* Aim: Scan the data below and pick out the lines containing the word "service".

* Recorded information:
======
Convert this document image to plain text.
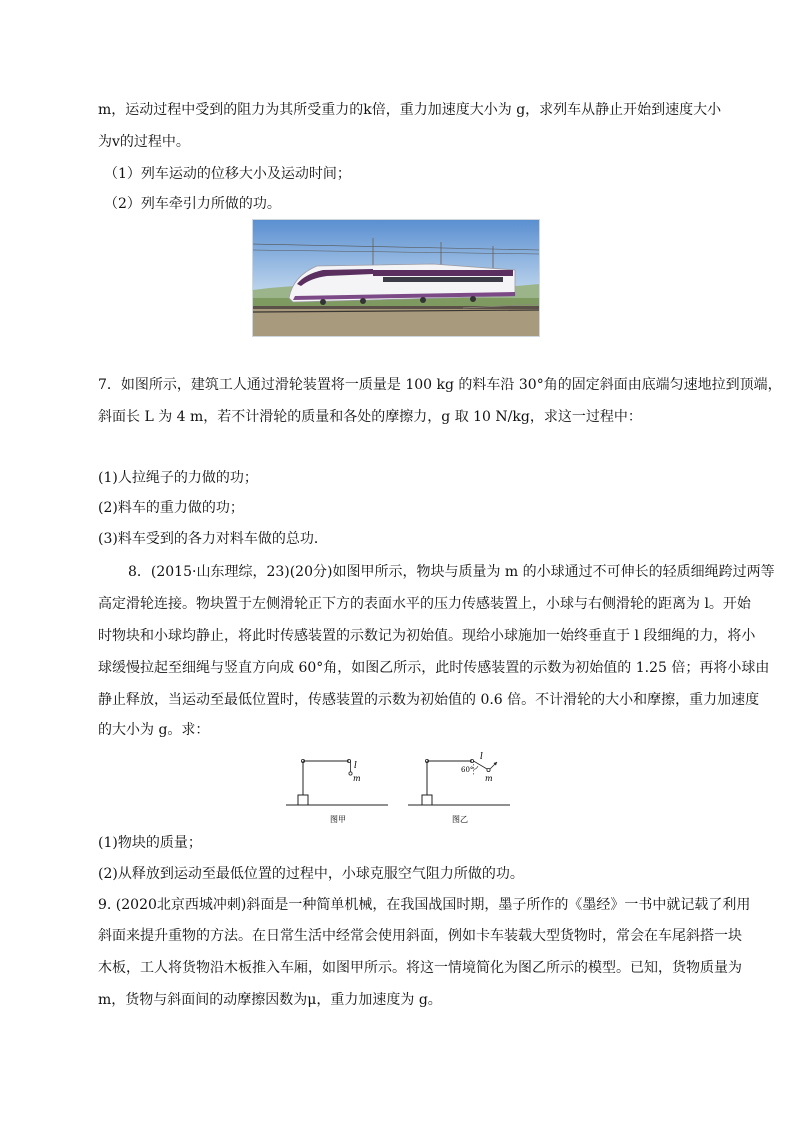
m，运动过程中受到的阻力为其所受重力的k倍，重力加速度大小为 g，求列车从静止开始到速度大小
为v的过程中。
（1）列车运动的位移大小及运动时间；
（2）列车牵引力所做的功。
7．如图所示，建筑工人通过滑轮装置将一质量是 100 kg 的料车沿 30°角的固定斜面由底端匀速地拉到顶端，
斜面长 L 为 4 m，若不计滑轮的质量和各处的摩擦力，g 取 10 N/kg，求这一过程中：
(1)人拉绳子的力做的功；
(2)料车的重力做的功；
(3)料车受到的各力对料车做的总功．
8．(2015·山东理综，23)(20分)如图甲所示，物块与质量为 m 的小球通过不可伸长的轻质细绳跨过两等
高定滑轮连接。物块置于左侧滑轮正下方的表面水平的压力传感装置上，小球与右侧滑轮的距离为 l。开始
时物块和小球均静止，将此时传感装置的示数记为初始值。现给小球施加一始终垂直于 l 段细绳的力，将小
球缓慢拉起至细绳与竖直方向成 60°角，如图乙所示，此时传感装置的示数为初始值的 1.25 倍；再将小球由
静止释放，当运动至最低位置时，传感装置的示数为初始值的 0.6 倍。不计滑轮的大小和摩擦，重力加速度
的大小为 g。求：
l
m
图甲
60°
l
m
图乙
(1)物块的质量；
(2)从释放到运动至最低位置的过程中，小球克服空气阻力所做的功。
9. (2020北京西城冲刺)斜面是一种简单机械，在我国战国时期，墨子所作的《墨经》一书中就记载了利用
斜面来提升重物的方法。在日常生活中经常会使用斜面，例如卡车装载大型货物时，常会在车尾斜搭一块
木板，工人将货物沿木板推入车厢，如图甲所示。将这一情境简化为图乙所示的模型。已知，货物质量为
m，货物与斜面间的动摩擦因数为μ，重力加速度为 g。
======
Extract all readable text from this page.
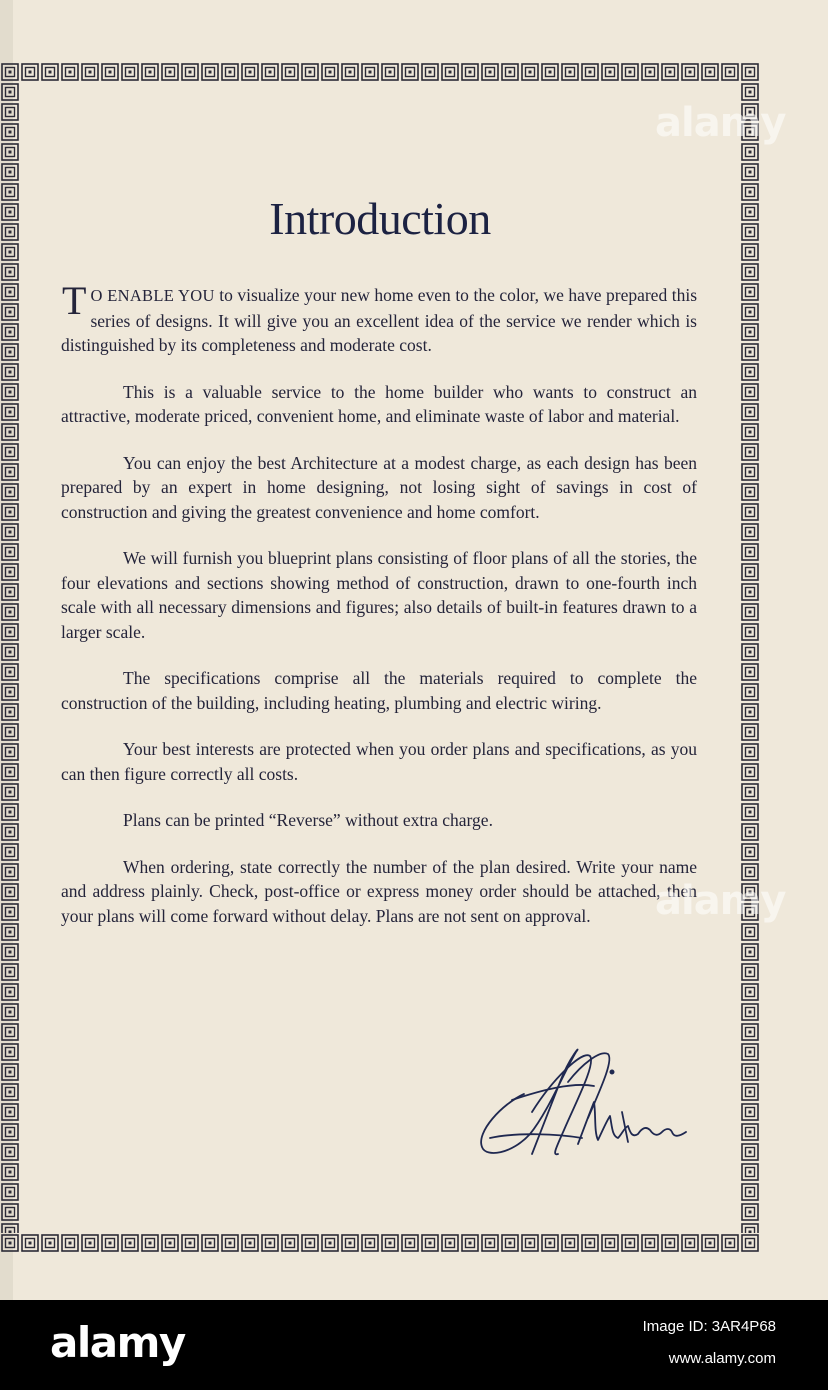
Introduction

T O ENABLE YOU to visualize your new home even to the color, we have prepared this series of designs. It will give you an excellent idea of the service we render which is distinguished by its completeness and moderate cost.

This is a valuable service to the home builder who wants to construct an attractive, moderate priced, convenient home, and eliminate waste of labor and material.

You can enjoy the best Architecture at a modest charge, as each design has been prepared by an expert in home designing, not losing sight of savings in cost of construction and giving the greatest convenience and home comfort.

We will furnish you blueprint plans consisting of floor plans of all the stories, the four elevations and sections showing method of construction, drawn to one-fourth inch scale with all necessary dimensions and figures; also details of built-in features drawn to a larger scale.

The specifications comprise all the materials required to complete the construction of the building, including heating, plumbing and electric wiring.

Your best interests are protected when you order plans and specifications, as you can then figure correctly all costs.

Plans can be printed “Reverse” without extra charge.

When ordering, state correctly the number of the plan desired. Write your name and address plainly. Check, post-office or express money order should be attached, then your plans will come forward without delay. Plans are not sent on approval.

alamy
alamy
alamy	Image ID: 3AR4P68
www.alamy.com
======
* Output of the task:
T O ENABLE YOU to visualize your new home even to the color, we have prepared this series of designs. It will give you an excellent idea of the service we render which is distinguished by its completeness and moderate cost.
This is a valuable service to the home builder who wants to construct an attractive, moderate priced, convenient home, and eliminate waste of labor and material.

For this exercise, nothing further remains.